* _Exercise goal_
Pictures are not part of the copy; repeat everything else in the records exactly.

── Entries provided

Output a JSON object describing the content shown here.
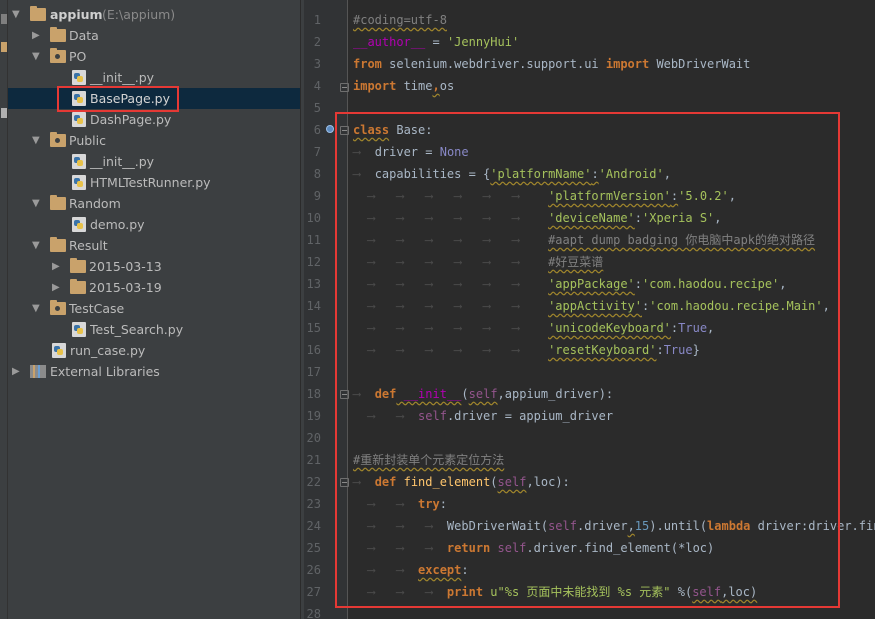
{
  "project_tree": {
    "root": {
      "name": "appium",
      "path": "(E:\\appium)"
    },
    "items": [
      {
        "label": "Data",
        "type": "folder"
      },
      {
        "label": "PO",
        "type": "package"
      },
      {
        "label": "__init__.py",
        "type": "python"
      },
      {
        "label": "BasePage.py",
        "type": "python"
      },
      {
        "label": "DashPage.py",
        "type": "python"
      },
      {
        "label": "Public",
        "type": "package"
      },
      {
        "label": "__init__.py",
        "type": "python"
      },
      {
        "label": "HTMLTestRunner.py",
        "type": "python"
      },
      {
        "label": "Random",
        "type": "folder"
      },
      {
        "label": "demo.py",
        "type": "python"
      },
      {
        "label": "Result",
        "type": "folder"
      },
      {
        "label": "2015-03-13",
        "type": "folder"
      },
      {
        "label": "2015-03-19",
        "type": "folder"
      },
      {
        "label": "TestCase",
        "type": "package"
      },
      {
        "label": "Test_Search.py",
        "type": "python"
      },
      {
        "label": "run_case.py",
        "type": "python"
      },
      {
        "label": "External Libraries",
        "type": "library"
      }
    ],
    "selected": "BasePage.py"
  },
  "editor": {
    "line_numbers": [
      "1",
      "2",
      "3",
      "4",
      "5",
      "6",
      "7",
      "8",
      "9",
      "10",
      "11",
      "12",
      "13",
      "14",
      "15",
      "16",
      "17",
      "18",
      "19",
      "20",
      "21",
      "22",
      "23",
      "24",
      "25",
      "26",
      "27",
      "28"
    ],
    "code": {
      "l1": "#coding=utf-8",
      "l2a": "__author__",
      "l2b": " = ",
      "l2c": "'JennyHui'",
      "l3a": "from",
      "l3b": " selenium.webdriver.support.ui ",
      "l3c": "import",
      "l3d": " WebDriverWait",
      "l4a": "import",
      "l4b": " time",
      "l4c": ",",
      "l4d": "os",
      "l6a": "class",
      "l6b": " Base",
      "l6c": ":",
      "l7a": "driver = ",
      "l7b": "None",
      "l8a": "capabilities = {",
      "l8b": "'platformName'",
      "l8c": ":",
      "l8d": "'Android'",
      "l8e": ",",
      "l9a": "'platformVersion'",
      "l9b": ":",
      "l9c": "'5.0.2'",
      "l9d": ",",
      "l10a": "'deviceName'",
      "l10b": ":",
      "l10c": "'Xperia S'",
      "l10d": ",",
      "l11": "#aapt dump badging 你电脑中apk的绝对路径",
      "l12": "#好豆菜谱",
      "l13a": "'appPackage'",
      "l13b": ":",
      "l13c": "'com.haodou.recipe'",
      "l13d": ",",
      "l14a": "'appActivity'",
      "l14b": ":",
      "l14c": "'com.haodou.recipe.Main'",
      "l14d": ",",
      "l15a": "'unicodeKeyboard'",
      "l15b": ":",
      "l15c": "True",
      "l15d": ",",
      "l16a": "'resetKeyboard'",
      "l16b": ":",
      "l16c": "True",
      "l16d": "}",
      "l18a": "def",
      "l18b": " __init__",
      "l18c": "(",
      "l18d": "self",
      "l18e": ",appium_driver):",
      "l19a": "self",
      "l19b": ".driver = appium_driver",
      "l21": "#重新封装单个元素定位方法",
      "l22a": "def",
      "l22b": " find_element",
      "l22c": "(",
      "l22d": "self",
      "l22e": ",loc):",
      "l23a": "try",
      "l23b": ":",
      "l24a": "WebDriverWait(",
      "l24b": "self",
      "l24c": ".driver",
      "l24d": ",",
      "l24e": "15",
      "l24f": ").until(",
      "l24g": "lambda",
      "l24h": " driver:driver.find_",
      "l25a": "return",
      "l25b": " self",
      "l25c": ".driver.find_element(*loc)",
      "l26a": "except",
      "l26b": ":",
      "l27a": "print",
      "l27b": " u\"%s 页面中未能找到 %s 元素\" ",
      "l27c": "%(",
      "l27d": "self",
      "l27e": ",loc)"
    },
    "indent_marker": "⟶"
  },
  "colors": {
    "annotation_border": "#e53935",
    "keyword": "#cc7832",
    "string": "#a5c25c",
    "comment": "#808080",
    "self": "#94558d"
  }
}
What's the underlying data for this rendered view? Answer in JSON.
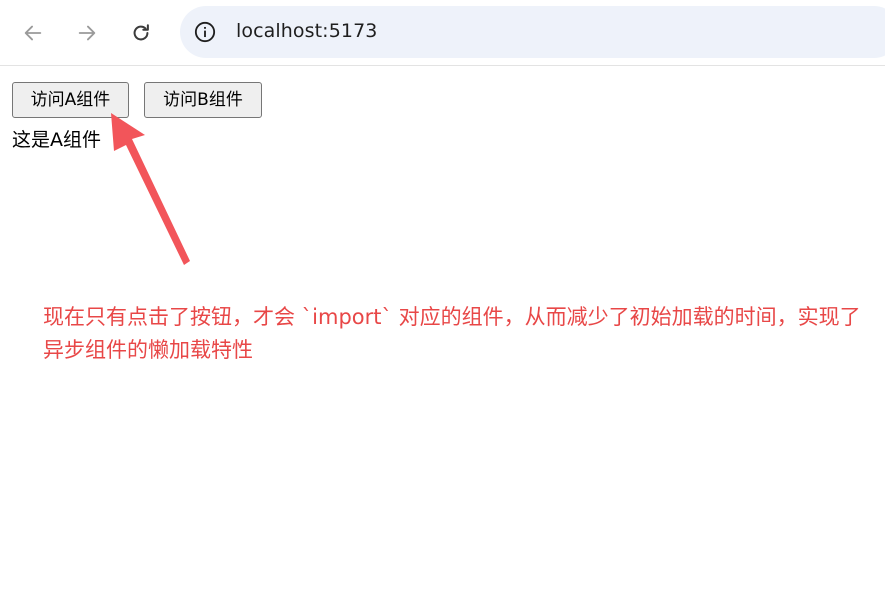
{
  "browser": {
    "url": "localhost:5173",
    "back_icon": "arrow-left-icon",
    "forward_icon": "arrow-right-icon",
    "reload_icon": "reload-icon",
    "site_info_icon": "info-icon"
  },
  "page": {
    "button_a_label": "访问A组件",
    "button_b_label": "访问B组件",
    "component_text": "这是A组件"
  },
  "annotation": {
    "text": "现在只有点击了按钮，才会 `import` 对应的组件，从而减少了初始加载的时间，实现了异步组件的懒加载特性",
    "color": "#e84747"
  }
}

────

* _Task solution_
Output a JSON object describing the content shown here.
{
  "project_tree": {
    "root": {
      "name": "appium",
      "path": "(E:\\appium)"
    },
    "items": [
      {
        "label": "Data",
        "type": "folder"
      },
      {
        "label": "PO",
        "type": "package"
      },
      {
        "label": "__init__.py",
        "type": "python"
      },
      {
        "label": "BasePage.py",
        "type": "python"
      },
      {
        "label": "DashPage.py",
        "type": "python"
      },
      {
        "label": "Public",
        "type": "package"
      },
      {
        "label": "__init__.py",
        "type": "python"
      },
      {
        "label": "HTMLTestRunner.py",
        "type": "python"
      },
      {
        "label": "Random",
        "type": "folder"
      },
      {
        "label": "demo.py",
        "type": "python"
      },
      {
        "label": "Result",
        "type": "folder"
      },
      {
        "label": "2015-03-13",
        "type": "folder"
      },
      {
        "label": "2015-03-19",
        "type": "folder"
      },
      {
        "label": "TestCase",
        "type": "package"
      },
      {
        "label": "Test_Search.py",
        "type": "python"
      },
      {
        "label": "run_case.py",
        "type": "python"
      },
      {
        "label": "External Libraries",
        "type": "library"
      }
    ],
    "selected": "BasePage.py"
  },
  "editor": {
    "line_numbers": [
      "1",
      "2",
      "3",
      "4",
      "5",
      "6",
      "7",
      "8",
      "9",
      "10",
      "11",
      "12",
      "13",
      "14",
      "15",
      "16",
      "17",
      "18",
      "19",
      "20",
      "21",
      "22",
      "23",
      "24",
      "25",
      "26",
      "27",
      "28"
    ],
    "code": {
      "l1": "#coding=utf-8",
      "l2a": "__author__",
      "l2b": " = ",
      "l2c": "'JennyHui'",
      "l3a": "from",
      "l3b": " selenium.webdriver.support.ui ",
      "l3c": "import",
      "l3d": " WebDriverWait",
      "l4a": "import",
      "l4b": " time",
      "l4c": ",",
      "l4d": "os",
      "l6a": "class",
      "l6b": " Base",
      "l6c": ":",
      "l7a": "driver = ",
      "l7b": "None",
      "l8a": "capabilities = {",
      "l8b": "'platformName'",
      "l8c": ":",
      "l8d": "'Android'",
      "l8e": ",",
      "l9a": "'platformVersion'",
      "l9b": ":",
      "l9c": "'5.0.2'",
      "l9d": ",",
      "l10a": "'deviceName'",
      "l10b": ":",
      "l10c": "'Xperia S'",
      "l10d": ",",
      "l11": "#aapt dump badging 你电脑中apk的绝对路径",
      "l12": "#好豆菜谱",
      "l13a": "'appPackage'",
      "l13b": ":",
      "l13c": "'com.haodou.recipe'",
      "l13d": ",",
      "l14a": "'appActivity'",
      "l14b": ":",
      "l14c": "'com.haodou.recipe.Main'",
      "l14d": ",",
      "l15a": "'unicodeKeyboard'",
      "l15b": ":",
      "l15c": "True",
      "l15d": ",",
      "l16a": "'resetKeyboard'",
      "l16b": ":",
      "l16c": "True",
      "l16d": "}",
      "l18a": "def",
      "l18b": " __init__",
      "l18c": "(",
      "l18d": "self",
      "l18e": ",appium_driver):",
      "l19a": "self",
      "l19b": ".driver = appium_driver",
      "l21": "#重新封装单个元素定位方法",
      "l22a": "def",
      "l22b": " find_element",
      "l22c": "(",
      "l22d": "self",
      "l22e": ",loc):",
      "l23a": "try",
      "l23b": ":",
      "l24a": "WebDriverWait(",
      "l24b": "self",
      "l24c": ".driver",
      "l24d": ",",
      "l24e": "15",
      "l24f": ").until(",
      "l24g": "lambda",
      "l24h": " driver:driver.find_",
      "l25a": "return",
      "l25b": " self",
      "l25c": ".driver.find_element(*loc)",
      "l26a": "except",
      "l26b": ":",
      "l27a": "print",
      "l27b": " u\"%s 页面中未能找到 %s 元素\" ",
      "l27c": "%(",
      "l27d": "self",
      "l27e": ",loc)"
    },
    "indent_marker": "⟶"
  },
  "colors": {
    "annotation_border": "#e53935",
    "keyword": "#cc7832",
    "string": "#a5c25c",
    "comment": "#808080",
    "self": "#94558d"
  }
}
What's the underlying data for this rendered view? Answer in JSON.
{
  "browser": {
    "url": "localhost:5173",
    "back_icon": "arrow-left-icon",
    "forward_icon": "arrow-right-icon",
    "reload_icon": "reload-icon",
    "site_info_icon": "info-icon"
  },
  "page": {
    "button_a_label": "访问A组件",
    "button_b_label": "访问B组件",
    "component_text": "这是A组件"
  },
  "annotation": {
    "text": "现在只有点击了按钮，才会 `import` 对应的组件，从而减少了初始加载的时间，实现了异步组件的懒加载特性",
    "color": "#e84747"
  }
}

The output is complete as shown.